### TASK PROMPT:
Will you write out, word for word, every line from the one with "Convert this screenshot" to the final line of the data below, with the pictures left out?

#####

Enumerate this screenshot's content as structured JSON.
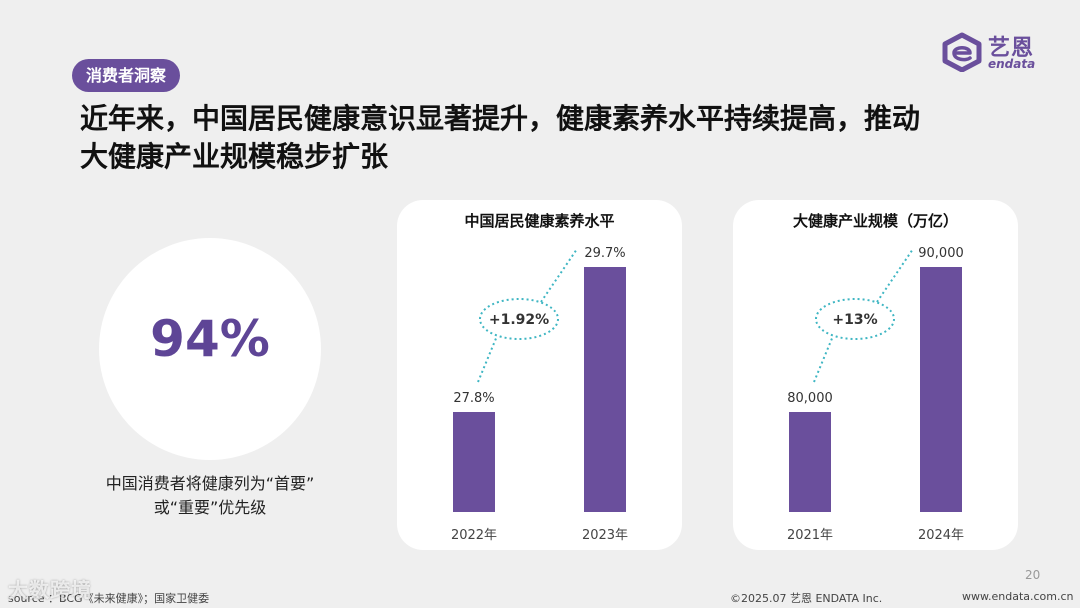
{
  "tag": "消费者洞察",
  "headline": {
    "line1": "近年来，中国居民健康意识显著提升，健康素养水平持续提高，推动",
    "line2": "大健康产业规模稳步扩张"
  },
  "logo": {
    "cn": "艺恩",
    "en": "endata"
  },
  "stat": {
    "value": "94%",
    "caption_line1": "中国消费者将健康列为“首要”",
    "caption_line2": "或“重要”优先级"
  },
  "colors": {
    "accent": "#6a4f9c",
    "bar": "#6a4f9c",
    "dotted": "#3fb6c3"
  },
  "chart_data": [
    {
      "type": "bar",
      "title": "中国居民健康素养水平",
      "categories": [
        "2022年",
        "2023年"
      ],
      "values": [
        27.8,
        29.7
      ],
      "value_labels": [
        "27.8%",
        "29.7%"
      ],
      "growth_label": "+1.92%"
    },
    {
      "type": "bar",
      "title": "大健康产业规模（万亿）",
      "categories": [
        "2021年",
        "2024年"
      ],
      "values": [
        80000,
        90000
      ],
      "value_labels": [
        "80,000",
        "90,000"
      ],
      "growth_label": "+13%"
    }
  ],
  "footer": {
    "page": "20",
    "source": "source ：BCG《未来健康》；国家卫健委",
    "watermark": "大数跨境",
    "copyright": "©2025.07  艺恩 ENDATA Inc.",
    "website": "www.endata.com.cn"
  }
}
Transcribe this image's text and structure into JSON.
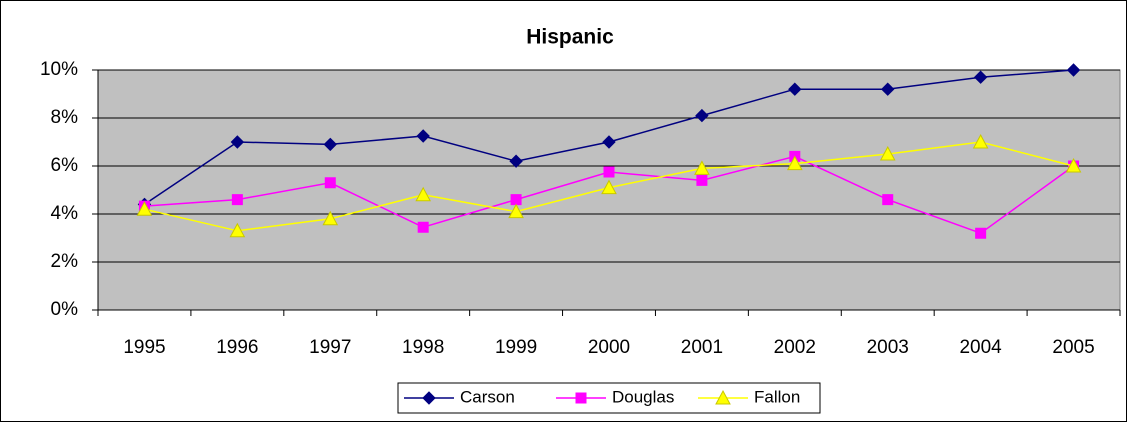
{
  "chart_data": {
    "type": "line",
    "title": "Hispanic",
    "categories": [
      "1995",
      "1996",
      "1997",
      "1998",
      "1999",
      "2000",
      "2001",
      "2002",
      "2003",
      "2004",
      "2005"
    ],
    "series": [
      {
        "name": "Carson",
        "color": "#000080",
        "marker": "diamond",
        "values": [
          4.4,
          7.0,
          6.9,
          7.25,
          6.2,
          7.0,
          8.1,
          9.2,
          9.2,
          9.7,
          10.0
        ]
      },
      {
        "name": "Douglas",
        "color": "#ff00ff",
        "marker": "square",
        "values": [
          4.33,
          4.6,
          5.3,
          3.45,
          4.6,
          5.75,
          5.4,
          6.4,
          4.6,
          3.2,
          6.0
        ]
      },
      {
        "name": "Fallon",
        "color": "#ffff00",
        "marker": "triangle",
        "values": [
          4.2,
          3.3,
          3.8,
          4.8,
          4.1,
          5.1,
          5.9,
          6.1,
          6.5,
          7.0,
          6.0
        ]
      }
    ],
    "ylim": [
      0,
      10
    ],
    "yticks": [
      {
        "value": 0,
        "label": "0%"
      },
      {
        "value": 2,
        "label": "2%"
      },
      {
        "value": 4,
        "label": "4%"
      },
      {
        "value": 6,
        "label": "6%"
      },
      {
        "value": 8,
        "label": "8%"
      },
      {
        "value": 10,
        "label": "10%"
      }
    ],
    "grid": true,
    "legend": "bottom"
  }
}
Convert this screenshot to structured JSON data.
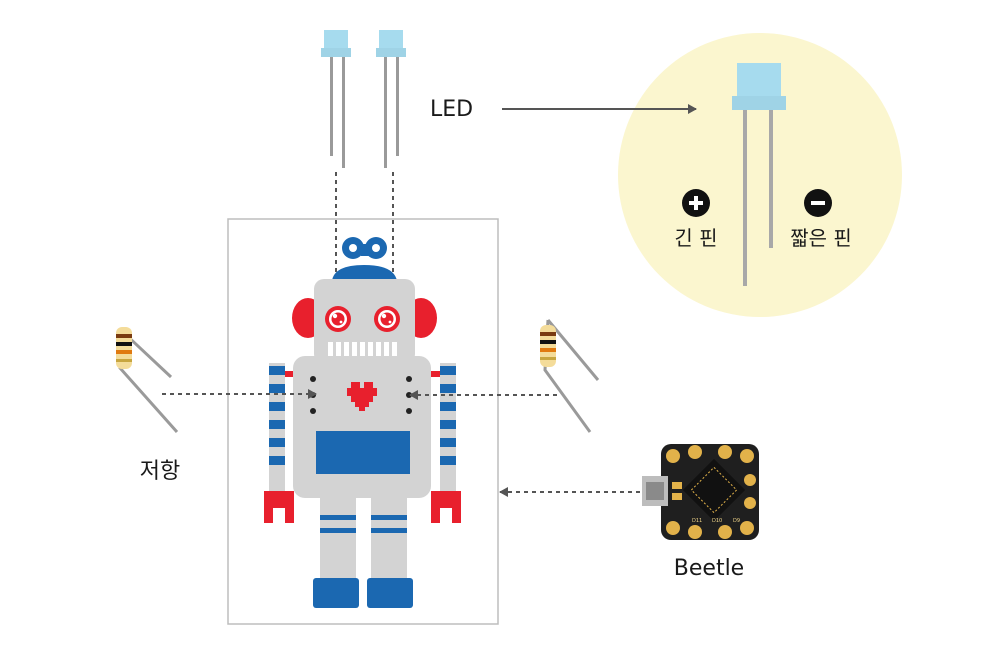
{
  "labels": {
    "led": "LED",
    "long_pin": "긴 핀",
    "short_pin": "짧은 핀",
    "resistor": "저항",
    "beetle": "Beetle",
    "plus_symbol": "+",
    "minus_symbol": "−"
  },
  "board_pins": {
    "bottom": [
      "D11",
      "D10",
      "D9"
    ]
  },
  "colors": {
    "callout_bg": "#fbf6cf",
    "robot_body": "#d3d3d3",
    "robot_blue": "#1b68b1",
    "robot_red": "#e8202d",
    "led_lens": "#a6dbee",
    "lead_gray": "#9a9a9a",
    "arrow": "#555555"
  }
}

#####

### SOLUTION TO THE PROBLEM:
Convert this screenshot to structured JSON data.
{
  "labels": {
    "led": "LED",
    "long_pin": "긴 핀",
    "short_pin": "짧은 핀",
    "resistor": "저항",
    "beetle": "Beetle",
    "plus_symbol": "+",
    "minus_symbol": "−"
  },
  "board_pins": {
    "bottom": [
      "D11",
      "D10",
      "D9"
    ]
  },
  "colors": {
    "callout_bg": "#fbf6cf",
    "robot_body": "#d3d3d3",
    "robot_blue": "#1b68b1",
    "robot_red": "#e8202d",
    "led_lens": "#a6dbee",
    "lead_gray": "#9a9a9a",
    "arrow": "#555555"
  }
}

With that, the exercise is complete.